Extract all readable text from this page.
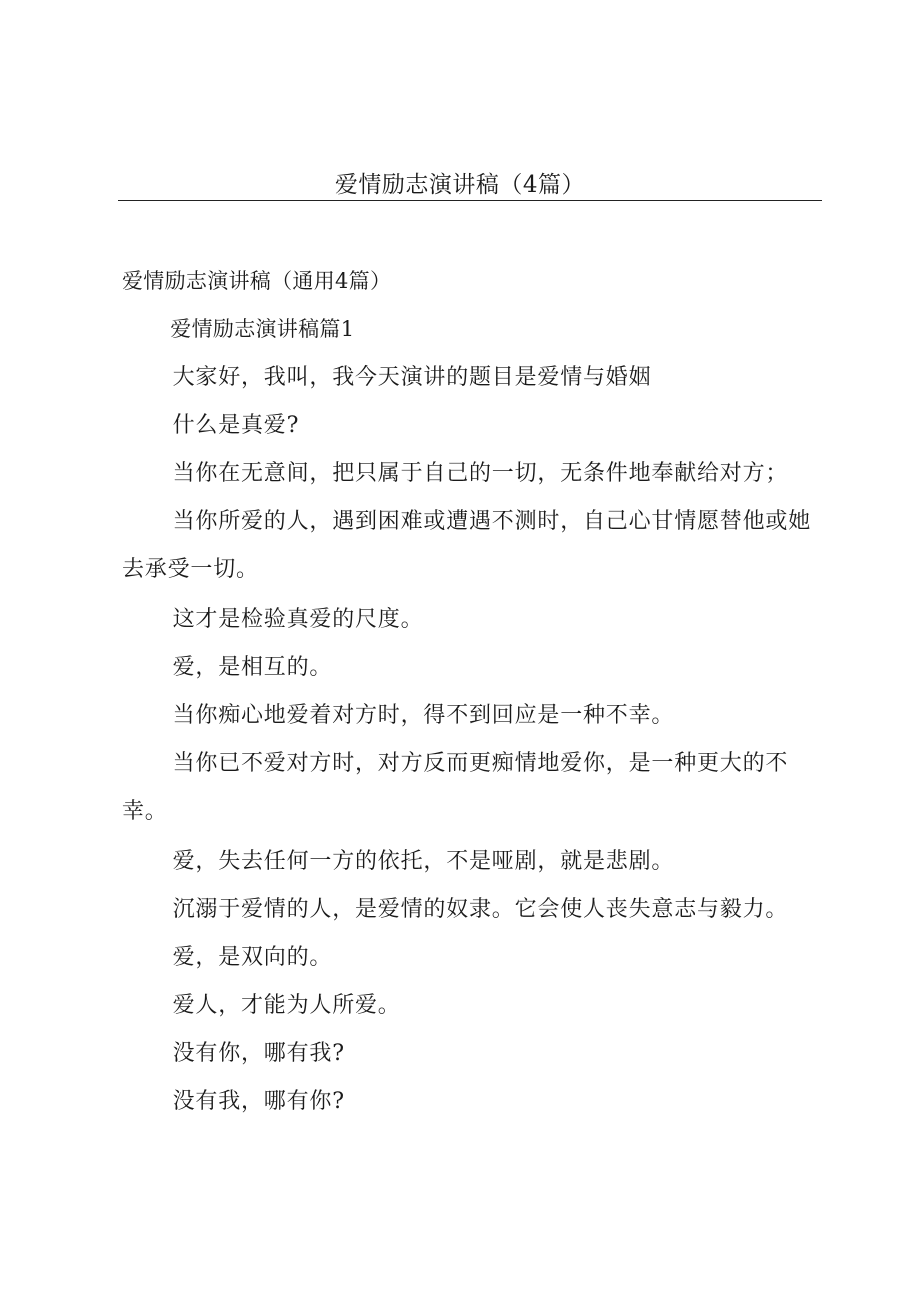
爱情励志演讲稿（4篇）

爱情励志演讲稿（通用4篇）

爱情励志演讲稿篇1

大家好，我叫，我今天演讲的题目是爱情与婚姻

什么是真爱?

当你在无意间，把只属于自己的一切，无条件地奉献给对方；

当你所爱的人，遇到困难或遭遇不测时，自己心甘情愿替他或她去承受一切。

这才是检验真爱的尺度。

爱，是相互的。

当你痴心地爱着对方时，得不到回应是一种不幸。

当你已不爱对方时，对方反而更痴情地爱你，是一种更大的不幸。

爱，失去任何一方的依托，不是哑剧，就是悲剧。

沉溺于爱情的人，是爱情的奴隶。它会使人丧失意志与毅力。

爱，是双向的。

爱人，才能为人所爱。

没有你，哪有我?

没有我，哪有你?
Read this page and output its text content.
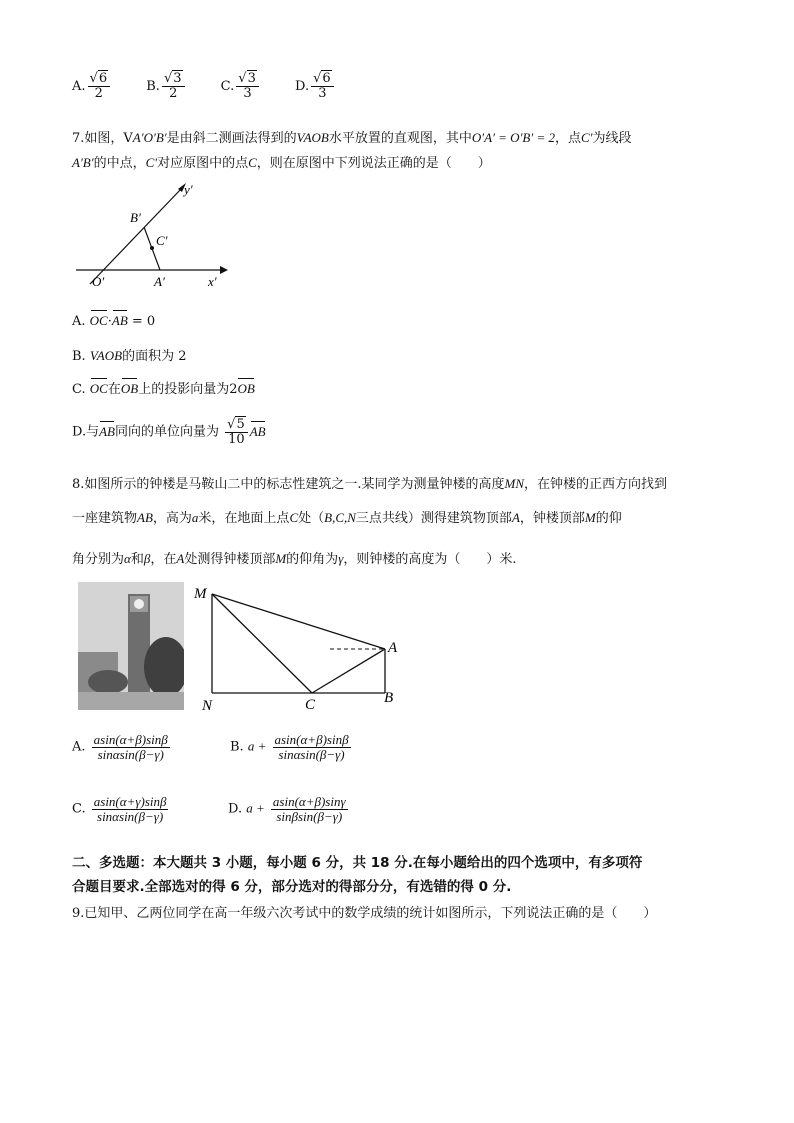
A. $\frac{√6}{2}$
	B. $\frac{√3}{2}$
	C. $\frac{√3}{3}$
	D. $\frac{√6}{3}$
7.如图，VA′O′B′是由斜二测画法得到的VAOB水平放置的直观图，其中O′A′ = O′B′ = 2，点C′为线段
A′B′的中点，C′对应原图中的点C，则在原图中下列说法正确的是（　　）
y′
x′
O′	A′
B′
C′
A. OC·AB = 0
B. VAOB的面积为 2
C. OC在OB上的投影向量为2OB
D.与AB同向的单位向量为 $\frac{√5}{10}$ AB
8.如图所示的钟楼是马鞍山二中的标志性建筑之一.某同学为测量钟楼的高度MN，在钟楼的正西方向找到
一座建筑物AB，高为a米，在地面上点C处（B,C,N三点共线）测得建筑物顶部A，钟楼顶部M的仰
角分别为α和β，在A处测得钟楼顶部M的仰角为γ，则钟楼的高度为（　　）米.
M
N
A
B
C
A. $\frac{asin(\alpha+\beta)\sin\beta}{\sin\alpha\sin(\beta-\gamma)}$	B. $a + \frac{asin(\alpha+\beta)\sin\beta}{\sin\alpha\sin(\beta-\gamma)}$
C. $\frac{asin(\alpha+\gamma)\sin\beta}{\sin\alpha\sin(\beta-\gamma)}$	D. $a + \frac{asin(\alpha+\beta)\sin\gamma}{\sin\beta\sin(\beta-\gamma)}$
二、多选题：本大题共 3 小题，每小题 6 分，共 18 分.在每小题给出的四个选项中，有多项符
合题目要求.全部选对的得 6 分，部分选对的得部分分，有选错的得 0 分.
9.已知甲、乙两位同学在高一年级六次考试中的数学成绩的统计如图所示，下列说法正确的是（　　）
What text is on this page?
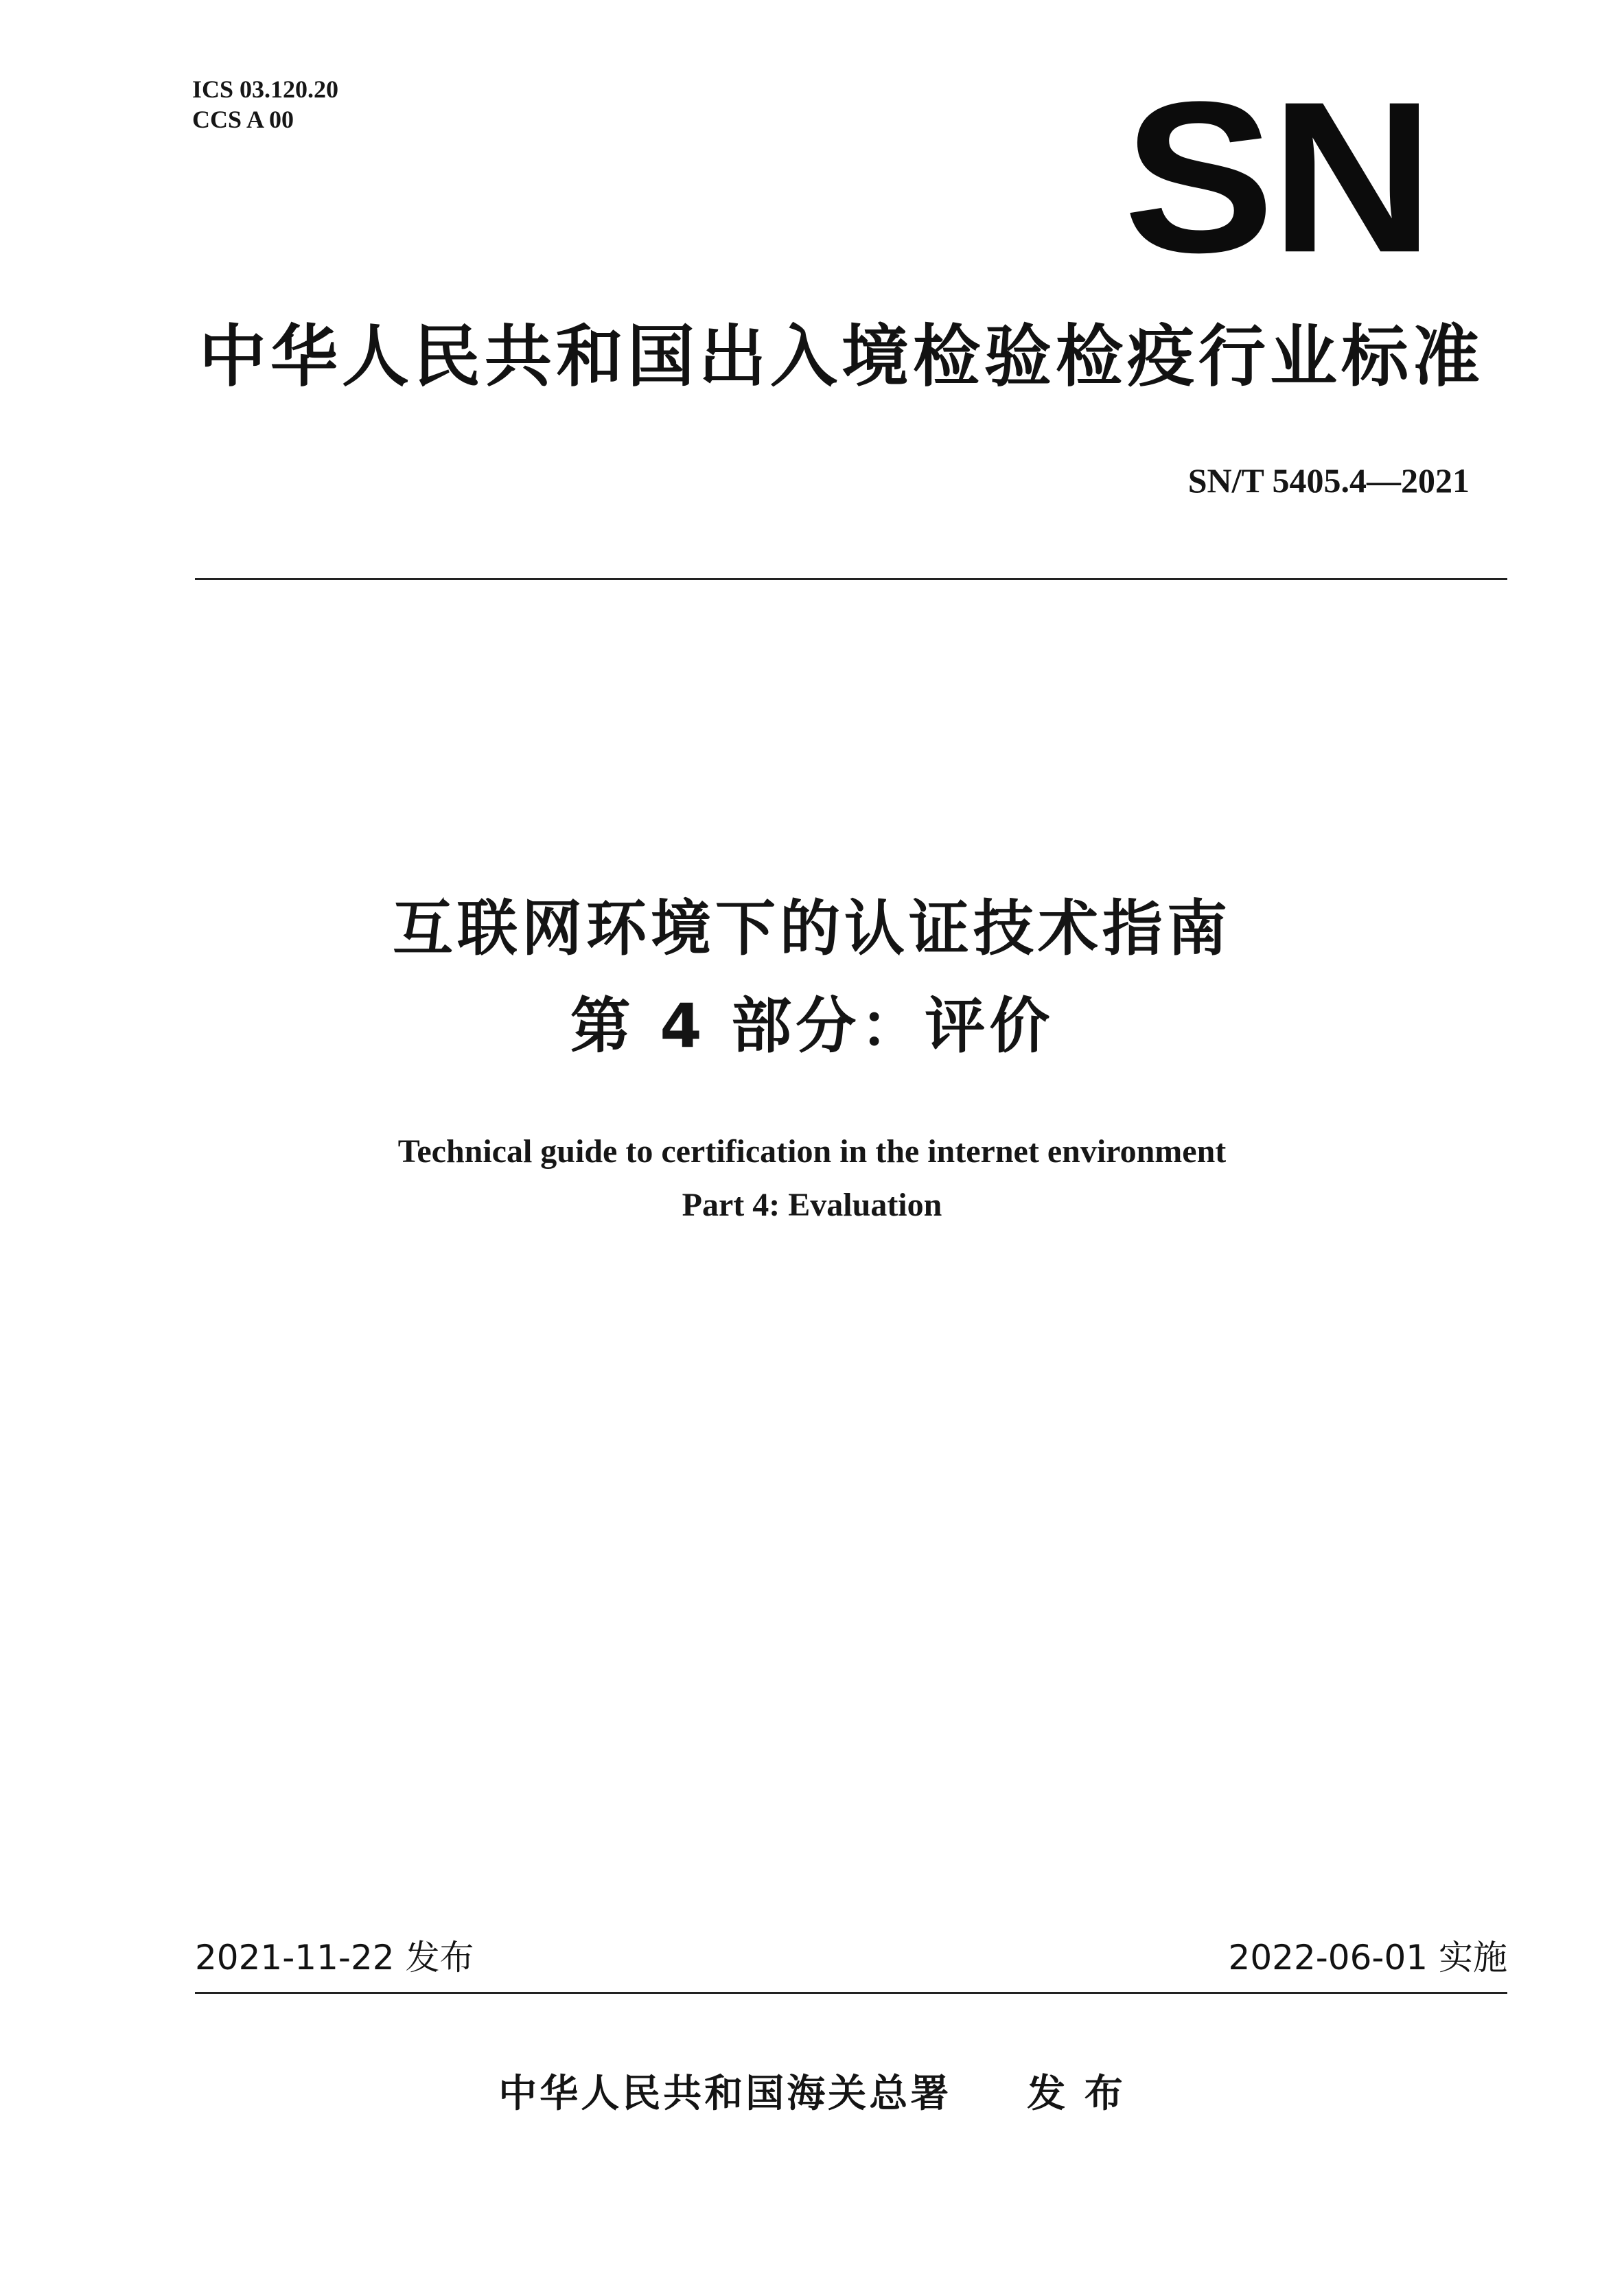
ICS 03.120.20
CCS A 00	SN
中华人民共和国出入境检验检疫行业标准
SN/T 5405.4—2021
互联网环境下的认证技术指南
第 4 部分：评价
Technical guide to certification in the internet environment
Part 4: Evaluation
2021-11-22 发布	2022-06-01 实施
中华人民共和国海关总署 发 布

:: Prompt ::
Using the material above, work out how many lines contain the string "alpha". Give that number alone.

:: Task solution ::
2